### Short problem
Filter this data down to the lines that hold "text", and copy them.

### Dataset excerpts
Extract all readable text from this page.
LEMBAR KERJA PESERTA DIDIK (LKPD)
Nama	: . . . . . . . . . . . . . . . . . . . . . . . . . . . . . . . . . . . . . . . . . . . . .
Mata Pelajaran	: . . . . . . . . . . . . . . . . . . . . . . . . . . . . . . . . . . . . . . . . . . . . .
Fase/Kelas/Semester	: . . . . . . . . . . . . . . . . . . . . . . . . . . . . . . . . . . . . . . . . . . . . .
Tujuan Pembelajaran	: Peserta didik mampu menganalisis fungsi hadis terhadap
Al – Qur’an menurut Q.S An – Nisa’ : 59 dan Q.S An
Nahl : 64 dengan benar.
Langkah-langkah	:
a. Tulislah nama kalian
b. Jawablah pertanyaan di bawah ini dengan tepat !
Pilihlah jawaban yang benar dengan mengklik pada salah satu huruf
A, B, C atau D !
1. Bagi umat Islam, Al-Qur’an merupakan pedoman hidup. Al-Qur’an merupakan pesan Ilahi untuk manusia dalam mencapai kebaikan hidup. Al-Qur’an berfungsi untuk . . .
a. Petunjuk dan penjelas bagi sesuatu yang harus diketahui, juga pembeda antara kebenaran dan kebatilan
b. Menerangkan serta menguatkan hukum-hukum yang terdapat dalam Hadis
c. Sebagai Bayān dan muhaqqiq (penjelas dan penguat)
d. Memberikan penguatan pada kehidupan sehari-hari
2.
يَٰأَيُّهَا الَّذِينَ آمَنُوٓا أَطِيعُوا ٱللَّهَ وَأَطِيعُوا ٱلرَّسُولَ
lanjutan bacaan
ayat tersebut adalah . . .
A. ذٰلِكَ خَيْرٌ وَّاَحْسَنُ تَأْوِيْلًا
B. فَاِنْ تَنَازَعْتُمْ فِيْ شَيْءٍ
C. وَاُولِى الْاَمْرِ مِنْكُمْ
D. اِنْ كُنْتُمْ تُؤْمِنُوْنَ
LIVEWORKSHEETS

==

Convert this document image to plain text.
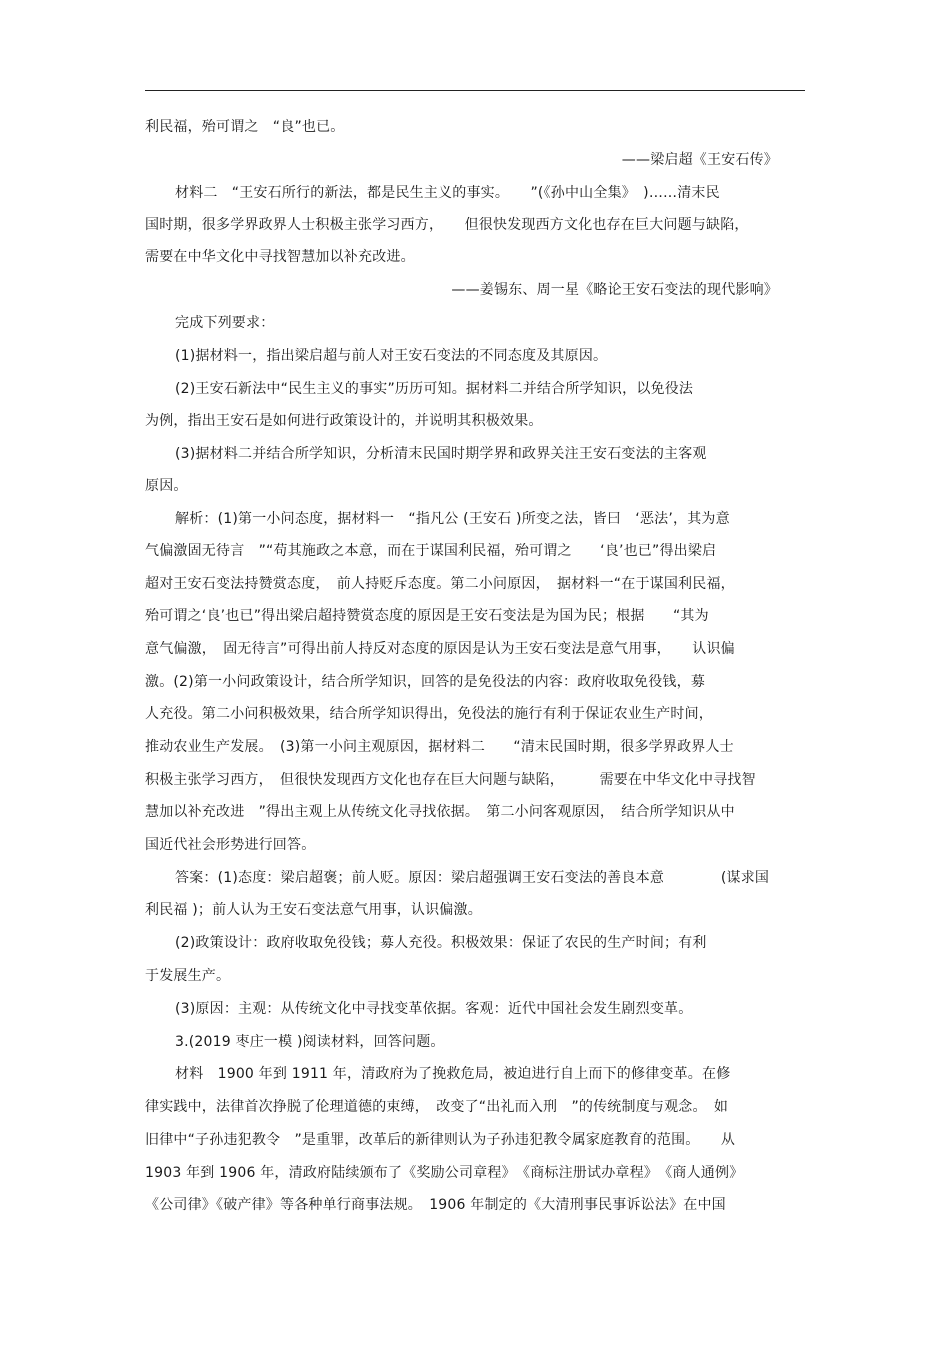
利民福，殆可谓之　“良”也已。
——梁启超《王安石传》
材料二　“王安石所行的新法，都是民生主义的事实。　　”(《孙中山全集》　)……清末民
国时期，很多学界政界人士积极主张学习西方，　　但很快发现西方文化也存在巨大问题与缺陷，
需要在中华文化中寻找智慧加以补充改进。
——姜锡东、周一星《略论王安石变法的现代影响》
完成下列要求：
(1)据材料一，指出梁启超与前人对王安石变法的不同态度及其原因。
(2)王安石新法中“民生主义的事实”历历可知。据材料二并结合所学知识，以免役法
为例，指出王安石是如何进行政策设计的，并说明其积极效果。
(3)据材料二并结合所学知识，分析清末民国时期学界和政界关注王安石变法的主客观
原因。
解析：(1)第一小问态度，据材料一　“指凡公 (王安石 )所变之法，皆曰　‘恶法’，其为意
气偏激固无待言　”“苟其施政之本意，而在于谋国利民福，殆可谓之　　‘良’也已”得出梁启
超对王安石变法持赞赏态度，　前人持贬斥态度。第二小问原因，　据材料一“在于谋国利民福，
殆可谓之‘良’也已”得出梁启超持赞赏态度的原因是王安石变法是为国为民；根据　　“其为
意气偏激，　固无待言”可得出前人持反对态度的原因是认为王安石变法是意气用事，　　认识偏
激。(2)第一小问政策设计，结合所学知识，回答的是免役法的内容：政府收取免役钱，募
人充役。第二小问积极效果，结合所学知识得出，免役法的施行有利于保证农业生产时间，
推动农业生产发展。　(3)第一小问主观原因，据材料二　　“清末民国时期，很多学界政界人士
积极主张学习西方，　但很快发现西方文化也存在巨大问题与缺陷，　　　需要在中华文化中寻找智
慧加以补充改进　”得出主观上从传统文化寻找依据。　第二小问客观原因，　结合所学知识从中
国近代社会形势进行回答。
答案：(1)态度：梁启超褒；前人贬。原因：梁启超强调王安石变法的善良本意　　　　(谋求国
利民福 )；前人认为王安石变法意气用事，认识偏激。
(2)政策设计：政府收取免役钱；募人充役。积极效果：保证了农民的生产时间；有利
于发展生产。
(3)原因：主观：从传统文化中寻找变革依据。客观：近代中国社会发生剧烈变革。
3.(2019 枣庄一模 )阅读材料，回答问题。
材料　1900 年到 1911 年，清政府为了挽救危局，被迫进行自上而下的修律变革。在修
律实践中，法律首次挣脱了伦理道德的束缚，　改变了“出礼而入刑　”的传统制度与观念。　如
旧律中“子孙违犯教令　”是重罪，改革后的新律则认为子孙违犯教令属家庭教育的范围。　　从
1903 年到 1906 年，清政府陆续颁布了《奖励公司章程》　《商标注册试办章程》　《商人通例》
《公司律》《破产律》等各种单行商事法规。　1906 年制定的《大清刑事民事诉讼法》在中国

### Task response
Extract all readable text from this page.
Convert this document image to plain text.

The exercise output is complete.